Data records:
Start
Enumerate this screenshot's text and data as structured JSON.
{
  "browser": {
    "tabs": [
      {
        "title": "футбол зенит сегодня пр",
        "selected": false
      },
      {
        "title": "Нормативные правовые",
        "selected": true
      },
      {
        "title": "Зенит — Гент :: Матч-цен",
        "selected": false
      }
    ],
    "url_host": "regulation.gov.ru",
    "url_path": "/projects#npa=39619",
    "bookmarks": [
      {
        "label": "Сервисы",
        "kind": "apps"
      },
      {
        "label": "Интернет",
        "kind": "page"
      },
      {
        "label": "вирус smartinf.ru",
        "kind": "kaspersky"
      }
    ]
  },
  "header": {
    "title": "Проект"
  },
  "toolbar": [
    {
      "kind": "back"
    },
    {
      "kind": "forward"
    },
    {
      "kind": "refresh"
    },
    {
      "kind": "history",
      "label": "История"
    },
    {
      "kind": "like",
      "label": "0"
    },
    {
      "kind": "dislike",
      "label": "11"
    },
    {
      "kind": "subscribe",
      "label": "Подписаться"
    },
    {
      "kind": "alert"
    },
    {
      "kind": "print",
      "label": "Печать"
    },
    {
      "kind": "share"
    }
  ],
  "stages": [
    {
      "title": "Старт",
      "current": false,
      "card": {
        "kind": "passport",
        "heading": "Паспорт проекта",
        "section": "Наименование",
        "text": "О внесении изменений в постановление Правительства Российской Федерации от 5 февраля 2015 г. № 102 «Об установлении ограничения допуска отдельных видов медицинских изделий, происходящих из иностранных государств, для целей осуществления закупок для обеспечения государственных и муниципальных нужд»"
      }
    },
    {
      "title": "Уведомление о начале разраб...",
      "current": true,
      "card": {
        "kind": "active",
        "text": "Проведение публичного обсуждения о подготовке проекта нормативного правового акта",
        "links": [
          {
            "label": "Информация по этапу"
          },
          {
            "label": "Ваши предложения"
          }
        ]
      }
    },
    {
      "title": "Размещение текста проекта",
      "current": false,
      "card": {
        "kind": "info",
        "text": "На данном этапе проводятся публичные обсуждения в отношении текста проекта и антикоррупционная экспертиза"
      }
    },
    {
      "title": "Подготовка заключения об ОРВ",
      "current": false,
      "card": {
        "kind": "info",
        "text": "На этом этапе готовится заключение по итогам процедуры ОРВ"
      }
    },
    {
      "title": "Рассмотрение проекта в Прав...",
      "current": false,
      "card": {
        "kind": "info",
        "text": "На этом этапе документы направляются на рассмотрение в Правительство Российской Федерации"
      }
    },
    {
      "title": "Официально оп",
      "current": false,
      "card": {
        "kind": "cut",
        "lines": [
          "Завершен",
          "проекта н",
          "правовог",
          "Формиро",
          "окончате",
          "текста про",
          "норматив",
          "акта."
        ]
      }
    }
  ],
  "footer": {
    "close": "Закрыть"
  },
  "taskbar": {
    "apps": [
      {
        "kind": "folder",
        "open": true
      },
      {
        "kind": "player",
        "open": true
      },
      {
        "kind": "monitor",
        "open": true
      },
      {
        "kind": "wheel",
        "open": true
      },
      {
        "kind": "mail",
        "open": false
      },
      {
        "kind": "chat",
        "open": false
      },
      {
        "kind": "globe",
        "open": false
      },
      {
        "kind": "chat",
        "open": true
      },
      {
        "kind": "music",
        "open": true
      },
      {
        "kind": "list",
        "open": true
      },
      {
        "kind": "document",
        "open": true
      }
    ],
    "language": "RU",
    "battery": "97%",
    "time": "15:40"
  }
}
End
== OBJECTIVE ==
Copy down the whole of the data above, matching it exactly.

== PROBLEM SOLUTION ==
Enumerate this screenshot's text and data as structured JSON.
{
  "browser": {
    "tabs": [
      {
        "title": "футбол зенит сегодня пр",
        "selected": false
      },
      {
        "title": "Нормативные правовые",
        "selected": true
      },
      {
        "title": "Зенит — Гент :: Матч-цен",
        "selected": false
      }
    ],
    "url_host": "regulation.gov.ru",
    "url_path": "/projects#npa=39619",
    "bookmarks": [
      {
        "label": "Сервисы",
        "kind": "apps"
      },
      {
        "label": "Интернет",
        "kind": "page"
      },
      {
        "label": "вирус smartinf.ru",
        "kind": "kaspersky"
      }
    ]
  },
  "header": {
    "title": "Проект"
  },
  "toolbar": [
    {
      "kind": "back"
    },
    {
      "kind": "forward"
    },
    {
      "kind": "refresh"
    },
    {
      "kind": "history",
      "label": "История"
    },
    {
      "kind": "like",
      "label": "0"
    },
    {
      "kind": "dislike",
      "label": "11"
    },
    {
      "kind": "subscribe",
      "label": "Подписаться"
    },
    {
      "kind": "alert"
    },
    {
      "kind": "print",
      "label": "Печать"
    },
    {
      "kind": "share"
    }
  ],
  "stages": [
    {
      "title": "Старт",
      "current": false,
      "card": {
        "kind": "passport",
        "heading": "Паспорт проекта",
        "section": "Наименование",
        "text": "О внесении изменений в постановление Правительства Российской Федерации от 5 февраля 2015 г. № 102 «Об установлении ограничения допуска отдельных видов медицинских изделий, происходящих из иностранных государств, для целей осуществления закупок для обеспечения государственных и муниципальных нужд»"
      }
    },
    {
      "title": "Уведомление о начале разраб...",
      "current": true,
      "card": {
        "kind": "active",
        "text": "Проведение публичного обсуждения о подготовке проекта нормативного правового акта",
        "links": [
          {
            "label": "Информация по этапу"
          },
          {
            "label": "Ваши предложения"
          }
        ]
      }
    },
    {
      "title": "Размещение текста проекта",
      "current": false,
      "card": {
        "kind": "info",
        "text": "На данном этапе проводятся публичные обсуждения в отношении текста проекта и антикоррупционная экспертиза"
      }
    },
    {
      "title": "Подготовка заключения об ОРВ",
      "current": false,
      "card": {
        "kind": "info",
        "text": "На этом этапе готовится заключение по итогам процедуры ОРВ"
      }
    },
    {
      "title": "Рассмотрение проекта в Прав...",
      "current": false,
      "card": {
        "kind": "info",
        "text": "На этом этапе документы направляются на рассмотрение в Правительство Российской Федерации"
      }
    },
    {
      "title": "Официально оп",
      "current": false,
      "card": {
        "kind": "cut",
        "lines": [
          "Завершен",
          "проекта н",
          "правовог",
          "Формиро",
          "окончате",
          "текста про",
          "норматив",
          "акта."
        ]
      }
    }
  ],
  "footer": {
    "close": "Закрыть"
  },
  "taskbar": {
    "apps": [
      {
        "kind": "folder",
        "open": true
      },
      {
        "kind": "player",
        "open": true
      },
      {
        "kind": "monitor",
        "open": true
      },
      {
        "kind": "wheel",
        "open": true
      },
      {
        "kind": "mail",
        "open": false
      },
      {
        "kind": "chat",
        "open": false
      },
      {
        "kind": "globe",
        "open": false
      },
      {
        "kind": "chat",
        "open": true
      },
      {
        "kind": "music",
        "open": true
      },
      {
        "kind": "list",
        "open": true
      },
      {
        "kind": "document",
        "open": true
      }
    ],
    "language": "RU",
    "battery": "97%",
    "time": "15:40"
  }
}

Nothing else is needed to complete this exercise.